Written task – Extract the records in full, leaving every picture out.

--- start of Dataset records ---

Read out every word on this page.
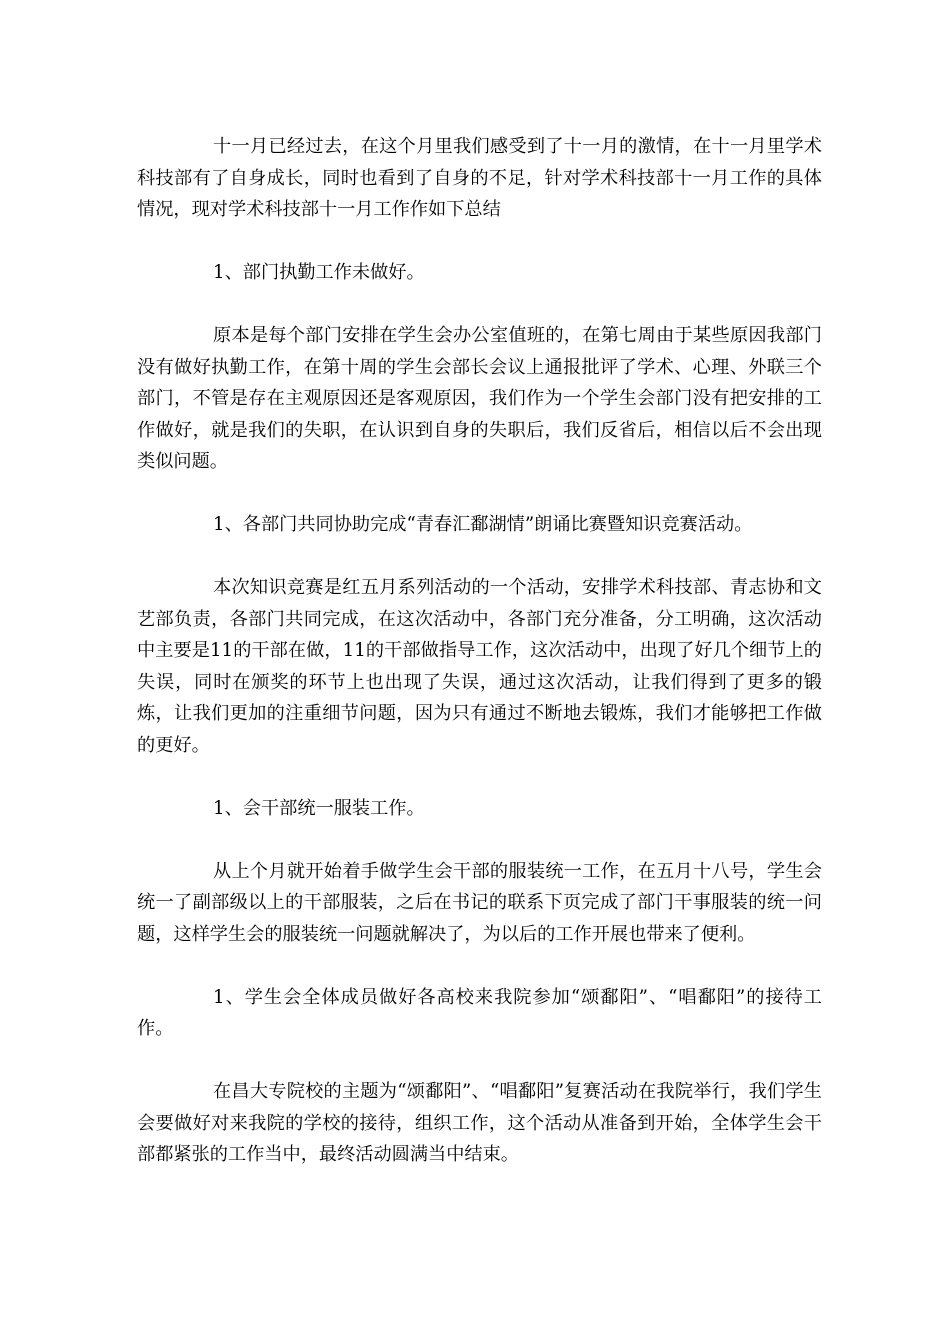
十一月已经过去，在这个月里我们感受到了十一月的激情，在十一月里学术科技部有了自身成长，同时也看到了自身的不足，针对学术科技部十一月工作的具体情况，现对学术科技部十一月工作作如下总结

1、部门执勤工作未做好。

原本是每个部门安排在学生会办公室值班的，在第七周由于某些原因我部门没有做好执勤工作，在第十周的学生会部长会议上通报批评了学术、心理、外联三个部门，不管是存在主观原因还是客观原因，我们作为一个学生会部门没有把安排的工作做好，就是我们的失职，在认识到自身的失职后，我们反省后，相信以后不会出现类似问题。

1、各部门共同协助完成“青春汇鄱湖情”朗诵比赛暨知识竞赛活动。

本次知识竞赛是红五月系列活动的一个活动，安排学术科技部、青志协和文艺部负责，各部门共同完成，在这次活动中，各部门充分准备，分工明确，这次活动中主要是11的干部在做，11的干部做指导工作，这次活动中，出现了好几个细节上的失误，同时在颁奖的环节上也出现了失误，通过这次活动，让我们得到了更多的锻炼，让我们更加的注重细节问题，因为只有通过不断地去锻炼，我们才能够把工作做的更好。

1、会干部统一服装工作。

从上个月就开始着手做学生会干部的服装统一工作，在五月十八号，学生会统一了副部级以上的干部服装，之后在书记的联系下页完成了部门干事服装的统一问题，这样学生会的服装统一问题就解决了，为以后的工作开展也带来了便利。

1、学生会全体成员做好各高校来我院参加“颂鄱阳”、“唱鄱阳”的接待工作。

在昌大专院校的主题为“颂鄱阳”、“唱鄱阳”复赛活动在我院举行，我们学生会要做好对来我院的学校的接待，组织工作，这个活动从准备到开始，全体学生会干部都紧张的工作当中，最终活动圆满当中结束。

--- end of Dataset records ---

Finished task –
Read out every word on this page.
十一月已经过去，在这个月里我们感受到了十一月的激情，在十一月里学术科技部有了自身成长，同时也看到了自身的不足，针对学术科技部十一月工作的具体情况，现对学术科技部十一月工作作如下总结

1、部门执勤工作未做好。

原本是每个部门安排在学生会办公室值班的，在第七周由于某些原因我部门没有做好执勤工作，在第十周的学生会部长会议上通报批评了学术、心理、外联三个部门，不管是存在主观原因还是客观原因，我们作为一个学生会部门没有把安排的工作做好，就是我们的失职，在认识到自身的失职后，我们反省后，相信以后不会出现类似问题。

1、各部门共同协助完成“青春汇鄱湖情”朗诵比赛暨知识竞赛活动。

本次知识竞赛是红五月系列活动的一个活动，安排学术科技部、青志协和文艺部负责，各部门共同完成，在这次活动中，各部门充分准备，分工明确，这次活动中主要是11的干部在做，11的干部做指导工作，这次活动中，出现了好几个细节上的失误，同时在颁奖的环节上也出现了失误，通过这次活动，让我们得到了更多的锻炼，让我们更加的注重细节问题，因为只有通过不断地去锻炼，我们才能够把工作做的更好。

1、会干部统一服装工作。

从上个月就开始着手做学生会干部的服装统一工作，在五月十八号，学生会统一了副部级以上的干部服装，之后在书记的联系下页完成了部门干事服装的统一问题，这样学生会的服装统一问题就解决了，为以后的工作开展也带来了便利。

1、学生会全体成员做好各高校来我院参加“颂鄱阳”、“唱鄱阳”的接待工作。

在昌大专院校的主题为“颂鄱阳”、“唱鄱阳”复赛活动在我院举行，我们学生会要做好对来我院的学校的接待，组织工作，这个活动从准备到开始，全体学生会干部都紧张的工作当中，最终活动圆满当中结束。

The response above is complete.